__SOURCE EXTRACT__:
-=-=-

Wednesday, November 25, 2009

Thanksgiving: Always Different, Always the Same

Ever try having a different Thanksgiving meal? Ever since I was a little kid, sitting around Grandma Still’s dining room table, my Thanksgiving meals have been the same: turkey, stuffing, mashed potatoes and turnips, green bean casserole, cranberry sauce, celery stuffed with cream cheese, carrot sticks, pumpkin and mincemeat pies.

Every Thanksgiving was the same. After Mom got us four kids all dressed up, we went to Grandma’s house. On Long Island, that wasn’t exactly over the river and through the woods. More like over the railroad tracks and through the traffic.

Grandma’s was a back-door house, so our arrival was into the kitchen, where things were bubbling on the stove. Her red and black tile floor was shining, the metal cabinets squeaky white and the sun brightened it all through the bay windows.

While Mom and Grandma tended to the bubbling things, we kids watched the Macy’s Thanksgiving Day Parade on TV. Sometimes we knew people who were marching in the parade, so we stayed glued to the set to see them.

About a half-hour before dinner, my Aunt Clara and Uncle Bob arrived with my cousin, Joann. Aunt Clara always cooked the turkey at her house, a few blocks away. The reason given was that it saved Grandma the work of lifting the huge bird in and out of the oven. Knowing Aunt Clara, a strong-willed German who never lost any of her accent, she probably wanted to make sure that bird was cooked right. It was always perfect and delicious.

-=-=-

__WORK TO COMPLETE__:
(1) List the relatives whom the Thanksgiving post identifies by name.
(2) Copy the Thanksgiving post between "Every Thanksgiving was" and "to see them.", inclusive.
(3) State whether each statement agrees with the Thanksgiving post, answering yes or no and quoting the deciding words: (a) Aunt Clara cooked the turkey at her own house. (b) The family entered Grandma's house through the front door. (c) Grandma's kitchen floor was red and white tile.

__DATA SEGMENT__:
-=-=-

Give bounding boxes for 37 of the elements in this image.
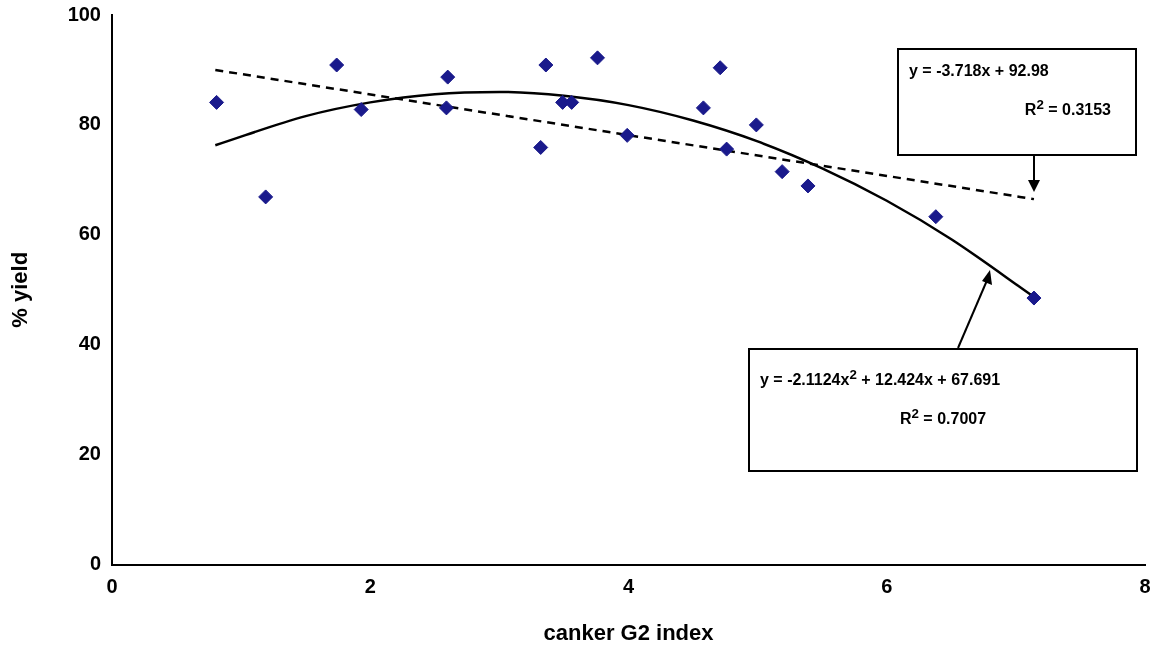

-=-=-

__ANSWER LIST__:
(1) Grandma Still, Aunt Clara, Uncle Bob, Joann

(2)
Every Thanksgiving was the same. After Mom got us four kids all dressed up, we went to Grandma’s house. On Long Island, that wasn’t exactly over the river and through the woods. More like over the railroad tracks and through the traffic.

Grandma’s was a back-door house, so our arrival was into the kitchen, where things were bubbling on the stove. Her red and black tile floor was shining, the metal cabinets squeaky white and the sun brightened it all through the bay windows.

While Mom and Grandma tended to the bubbling things, we kids watched the Macy’s Thanksgiving Day Parade on TV. Sometimes we knew people who were marching in the parade, so we stayed glued to the set to see them.

(3)
(a) Yes: "Aunt Clara always cooked the turkey at her house, a few blocks away."
(b) No: "Grandma’s was a back-door house, so our arrival was into the kitchen"
(c) No: "Her red and black tile floor was shining"